Task brief —
State the number of lines below in which the word "efficient" appears. Nothing else belongs in the answer.

Provided material —
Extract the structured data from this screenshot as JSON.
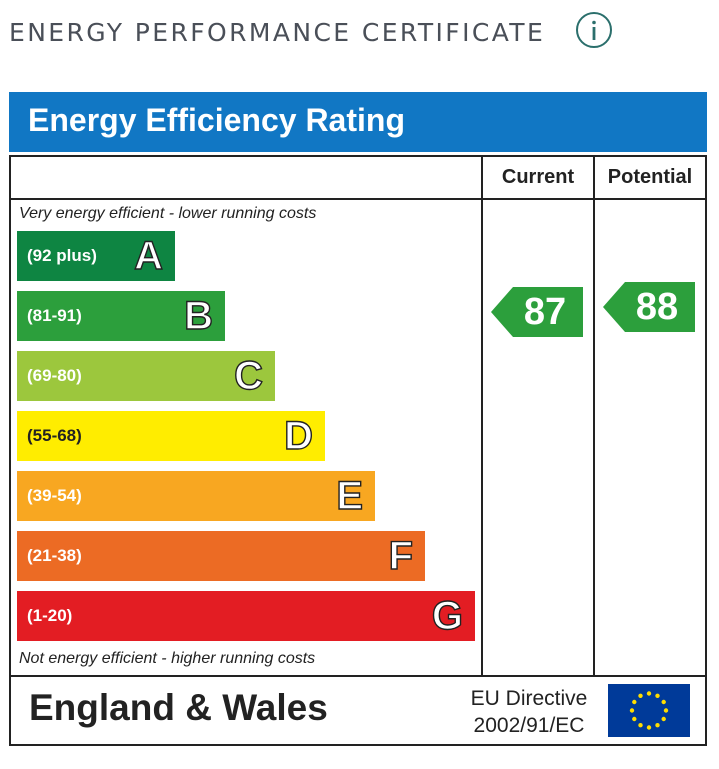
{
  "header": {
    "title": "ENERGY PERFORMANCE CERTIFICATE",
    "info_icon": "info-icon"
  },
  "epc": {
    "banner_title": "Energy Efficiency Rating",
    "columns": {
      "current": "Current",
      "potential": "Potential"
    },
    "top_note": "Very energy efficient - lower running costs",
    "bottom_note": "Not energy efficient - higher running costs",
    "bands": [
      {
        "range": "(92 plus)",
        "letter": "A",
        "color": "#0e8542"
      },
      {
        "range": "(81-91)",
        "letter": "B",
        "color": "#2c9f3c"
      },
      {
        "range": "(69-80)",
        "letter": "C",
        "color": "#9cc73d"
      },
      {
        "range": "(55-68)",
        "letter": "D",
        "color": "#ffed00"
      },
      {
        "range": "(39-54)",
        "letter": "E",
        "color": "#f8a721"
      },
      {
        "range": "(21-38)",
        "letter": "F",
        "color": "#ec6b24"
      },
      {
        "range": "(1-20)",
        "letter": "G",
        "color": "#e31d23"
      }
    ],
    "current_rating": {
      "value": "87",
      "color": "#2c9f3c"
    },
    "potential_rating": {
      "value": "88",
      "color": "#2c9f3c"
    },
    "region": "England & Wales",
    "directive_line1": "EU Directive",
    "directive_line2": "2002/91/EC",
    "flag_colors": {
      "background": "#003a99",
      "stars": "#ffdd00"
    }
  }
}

Correct answer —
2